→ **Task statement**: Where a line below holds the string "Browse", copy that line.

Records from a data source
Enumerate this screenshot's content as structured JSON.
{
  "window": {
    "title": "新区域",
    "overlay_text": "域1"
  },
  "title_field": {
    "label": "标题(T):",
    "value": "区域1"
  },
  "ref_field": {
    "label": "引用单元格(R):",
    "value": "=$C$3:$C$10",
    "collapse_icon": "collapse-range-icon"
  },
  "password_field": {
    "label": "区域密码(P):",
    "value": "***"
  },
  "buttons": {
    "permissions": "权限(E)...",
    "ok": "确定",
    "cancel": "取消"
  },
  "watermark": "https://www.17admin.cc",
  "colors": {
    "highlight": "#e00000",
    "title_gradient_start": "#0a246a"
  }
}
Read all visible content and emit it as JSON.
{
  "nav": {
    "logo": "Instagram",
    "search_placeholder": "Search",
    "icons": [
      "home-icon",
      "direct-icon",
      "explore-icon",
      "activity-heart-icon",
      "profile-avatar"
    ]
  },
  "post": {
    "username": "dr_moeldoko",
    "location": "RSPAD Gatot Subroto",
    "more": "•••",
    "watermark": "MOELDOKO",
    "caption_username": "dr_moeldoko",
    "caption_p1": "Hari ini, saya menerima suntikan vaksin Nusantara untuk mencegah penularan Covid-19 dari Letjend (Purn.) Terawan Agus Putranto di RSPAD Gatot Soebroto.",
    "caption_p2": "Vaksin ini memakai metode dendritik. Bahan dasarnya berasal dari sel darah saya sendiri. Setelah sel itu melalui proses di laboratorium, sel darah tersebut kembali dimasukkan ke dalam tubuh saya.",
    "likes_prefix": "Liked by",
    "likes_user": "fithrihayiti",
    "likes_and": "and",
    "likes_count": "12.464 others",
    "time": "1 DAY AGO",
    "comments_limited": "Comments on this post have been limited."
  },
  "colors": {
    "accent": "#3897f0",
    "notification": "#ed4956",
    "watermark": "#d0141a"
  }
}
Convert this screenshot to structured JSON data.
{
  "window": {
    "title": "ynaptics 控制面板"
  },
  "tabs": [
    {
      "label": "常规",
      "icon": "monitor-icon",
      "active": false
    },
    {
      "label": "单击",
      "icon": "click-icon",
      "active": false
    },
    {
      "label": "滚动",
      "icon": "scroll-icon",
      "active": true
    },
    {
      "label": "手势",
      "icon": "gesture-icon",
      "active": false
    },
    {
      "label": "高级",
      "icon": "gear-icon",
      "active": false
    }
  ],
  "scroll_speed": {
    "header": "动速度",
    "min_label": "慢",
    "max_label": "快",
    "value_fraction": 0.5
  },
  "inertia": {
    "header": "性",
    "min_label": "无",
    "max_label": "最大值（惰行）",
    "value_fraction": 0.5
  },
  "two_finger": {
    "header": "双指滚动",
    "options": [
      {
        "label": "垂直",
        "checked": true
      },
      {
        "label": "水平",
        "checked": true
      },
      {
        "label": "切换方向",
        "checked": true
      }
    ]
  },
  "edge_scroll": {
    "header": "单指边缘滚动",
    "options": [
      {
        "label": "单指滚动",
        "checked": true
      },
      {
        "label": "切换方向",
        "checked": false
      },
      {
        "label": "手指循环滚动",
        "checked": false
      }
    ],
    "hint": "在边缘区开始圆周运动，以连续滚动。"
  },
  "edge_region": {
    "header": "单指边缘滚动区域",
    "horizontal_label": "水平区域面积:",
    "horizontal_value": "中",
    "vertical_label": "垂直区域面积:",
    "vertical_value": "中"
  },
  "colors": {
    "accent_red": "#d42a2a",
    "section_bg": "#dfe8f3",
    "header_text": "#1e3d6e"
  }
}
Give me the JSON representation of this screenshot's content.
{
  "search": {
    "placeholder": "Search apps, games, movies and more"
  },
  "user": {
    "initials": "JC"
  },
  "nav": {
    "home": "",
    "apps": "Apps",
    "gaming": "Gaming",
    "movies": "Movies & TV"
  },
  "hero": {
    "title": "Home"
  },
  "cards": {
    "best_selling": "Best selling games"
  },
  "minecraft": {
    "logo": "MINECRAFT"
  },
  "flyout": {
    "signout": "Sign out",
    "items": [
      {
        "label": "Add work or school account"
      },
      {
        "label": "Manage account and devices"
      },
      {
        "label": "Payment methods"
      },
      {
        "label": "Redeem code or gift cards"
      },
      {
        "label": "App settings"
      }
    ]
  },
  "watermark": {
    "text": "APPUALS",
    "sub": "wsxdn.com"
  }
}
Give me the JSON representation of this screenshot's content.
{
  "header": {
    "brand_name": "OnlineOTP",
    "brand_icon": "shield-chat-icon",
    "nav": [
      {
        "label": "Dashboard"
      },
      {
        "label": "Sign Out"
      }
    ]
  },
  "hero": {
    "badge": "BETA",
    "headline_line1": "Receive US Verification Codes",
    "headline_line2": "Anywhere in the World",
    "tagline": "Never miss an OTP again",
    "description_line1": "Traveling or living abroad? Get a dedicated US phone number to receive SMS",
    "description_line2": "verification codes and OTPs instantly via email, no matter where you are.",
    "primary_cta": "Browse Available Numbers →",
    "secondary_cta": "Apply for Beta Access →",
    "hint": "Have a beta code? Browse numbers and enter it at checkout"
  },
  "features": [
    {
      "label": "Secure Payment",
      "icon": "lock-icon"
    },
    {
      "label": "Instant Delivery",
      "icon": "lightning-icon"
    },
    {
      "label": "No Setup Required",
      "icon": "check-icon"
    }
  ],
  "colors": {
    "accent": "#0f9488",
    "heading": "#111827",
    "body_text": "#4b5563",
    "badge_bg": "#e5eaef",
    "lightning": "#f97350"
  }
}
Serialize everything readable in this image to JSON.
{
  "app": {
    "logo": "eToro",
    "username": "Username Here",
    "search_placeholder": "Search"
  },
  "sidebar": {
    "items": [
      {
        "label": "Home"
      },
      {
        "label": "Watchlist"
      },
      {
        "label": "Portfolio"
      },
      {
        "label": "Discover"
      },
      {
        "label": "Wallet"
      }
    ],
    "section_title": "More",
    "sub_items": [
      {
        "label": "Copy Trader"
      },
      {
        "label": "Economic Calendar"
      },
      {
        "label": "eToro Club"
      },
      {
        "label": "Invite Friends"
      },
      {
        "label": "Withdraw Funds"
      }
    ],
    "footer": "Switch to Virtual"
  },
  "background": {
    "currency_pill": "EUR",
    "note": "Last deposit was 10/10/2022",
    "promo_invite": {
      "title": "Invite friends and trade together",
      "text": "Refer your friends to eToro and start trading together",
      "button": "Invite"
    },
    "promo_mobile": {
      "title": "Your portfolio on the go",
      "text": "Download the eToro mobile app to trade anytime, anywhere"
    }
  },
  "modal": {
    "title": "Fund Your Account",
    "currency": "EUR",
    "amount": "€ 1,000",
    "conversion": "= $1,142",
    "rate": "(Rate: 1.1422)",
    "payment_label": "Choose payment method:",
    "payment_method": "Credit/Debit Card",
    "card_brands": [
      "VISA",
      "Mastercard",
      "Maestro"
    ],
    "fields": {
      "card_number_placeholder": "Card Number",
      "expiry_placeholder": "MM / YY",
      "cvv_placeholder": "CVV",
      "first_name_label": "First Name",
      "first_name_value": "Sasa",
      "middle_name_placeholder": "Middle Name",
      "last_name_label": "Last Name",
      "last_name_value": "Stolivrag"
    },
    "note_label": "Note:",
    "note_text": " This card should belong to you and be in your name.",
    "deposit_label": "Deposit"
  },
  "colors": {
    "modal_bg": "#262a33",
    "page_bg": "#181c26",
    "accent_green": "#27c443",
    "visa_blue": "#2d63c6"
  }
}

→ **Answer to the problem**:
    "primary_cta": "Browse Available Numbers →",
    "hint": "Have a beta code? Browse numbers and enter it at checkout"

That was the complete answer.